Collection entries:
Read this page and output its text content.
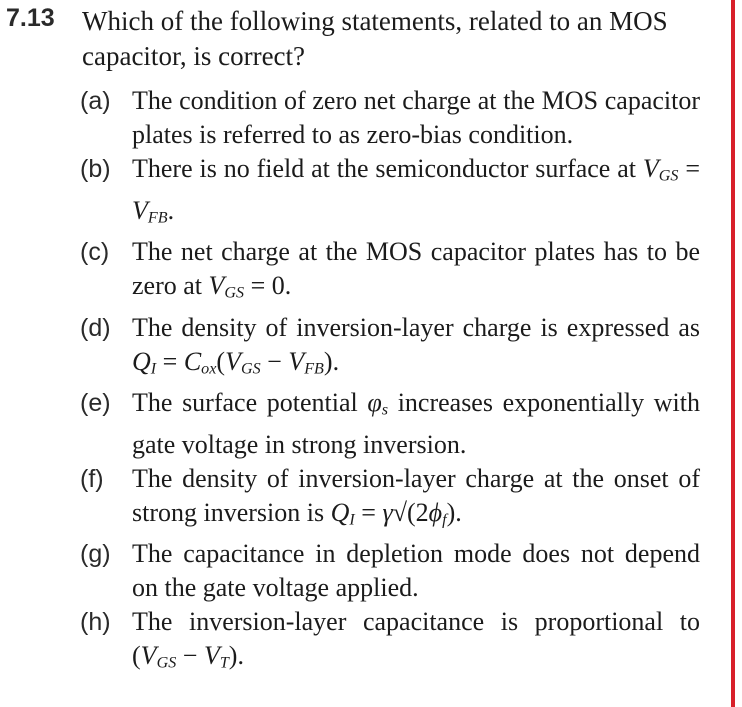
7.13 Which of the following statements, related to an MOS capacitor, is correct?

(a) The condition of zero net charge at the MOS capacitor plates is referred to as zero-bias condition.

(b) There is no field at the semiconductor surface at $V_{GS} = V_{FB}$.

(c) The net charge at the MOS capacitor plates has to be zero at $V_{GS} = 0$.

(d) The density of inversion-layer charge is expressed as $Q_I = C_{ox}(V_{GS} - V_{FB})$.

(e) The surface potential $\varphi_s$ increases exponentially with gate voltage in strong inversion.

(f) The density of inversion-layer charge at the onset of strong inversion is $Q_I = \gamma√(2\phi_f)$.

(g) The capacitance in depletion mode does not depend on the gate voltage applied.

(h) The inversion-layer capacitance is proportional to $(V_{GS} - V_T)$.
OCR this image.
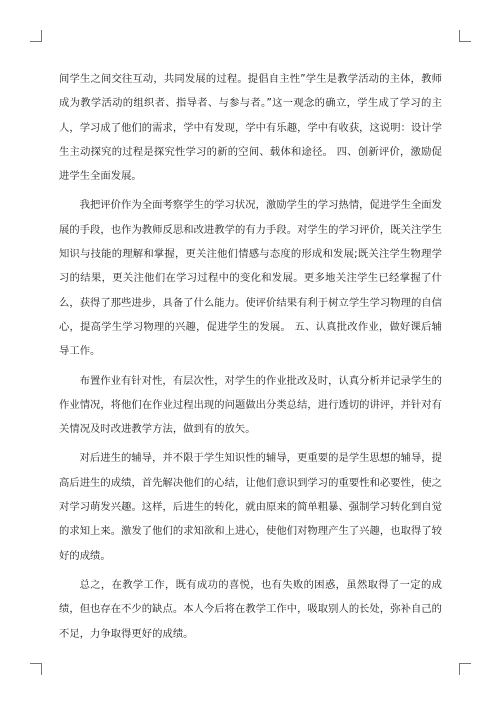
间学生之间交往互动，共同发展的过程。提倡自主性”学生是教学活动的主体，教师成为教学活动的组织者、指导者、与参与者。”这一观念的确立，学生成了学习的主人，学习成了他们的需求，学中有发现，学中有乐趣，学中有收获，这说明：设计学生主动探究的过程是探究性学习的新的空间、载体和途径。 四、创新评价，激励促进学生全面发展。

我把评价作为全面考察学生的学习状况，激励学生的学习热情，促进学生全面发展的手段，也作为教师反思和改进教学的有力手段。对学生的学习评价，既关注学生知识与技能的理解和掌握，更关注他们情感与态度的形成和发展;既关注学生物理学习的结果，更关注他们在学习过程中的变化和发展。更多地关注学生已经掌握了什么，获得了那些进步，具备了什么能力。使评价结果有利于树立学生学习物理的自信心，提高学生学习物理的兴趣，促进学生的发展。 五、认真批改作业，做好课后辅导工作。

布置作业有针对性，有层次性，对学生的作业批改及时，认真分析并记录学生的作业情况，将他们在作业过程出现的问题做出分类总结，进行透切的讲评，并针对有关情况及时改进教学方法，做到有的放矢。

对后进生的辅导，并不限于学生知识性的辅导，更重要的是学生思想的辅导，提高后进生的成绩，首先解决他们的心结，让他们意识到学习的重要性和必要性，使之对学习萌发兴趣。这样，后进生的转化，就由原来的简单粗暴、强制学习转化到自觉的求知上来。激发了他们的求知欲和上进心，使他们对物理产生了兴趣，也取得了较好的成绩。

总之，在教学工作，既有成功的喜悦，也有失败的困惑，虽然取得了一定的成绩，但也存在不少的缺点。本人今后将在教学工作中，吸取别人的长处，弥补自己的不足，力争取得更好的成绩。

(What needs to be done): Return each line in the records that holds the string "surface".

(Answer to the problem):
(b) There is no field at the semiconductor surface at $V_{GS} = V_{FB}$.
(e) The surface potential $\varphi_s$ increases exponentially with gate voltage in strong inversion.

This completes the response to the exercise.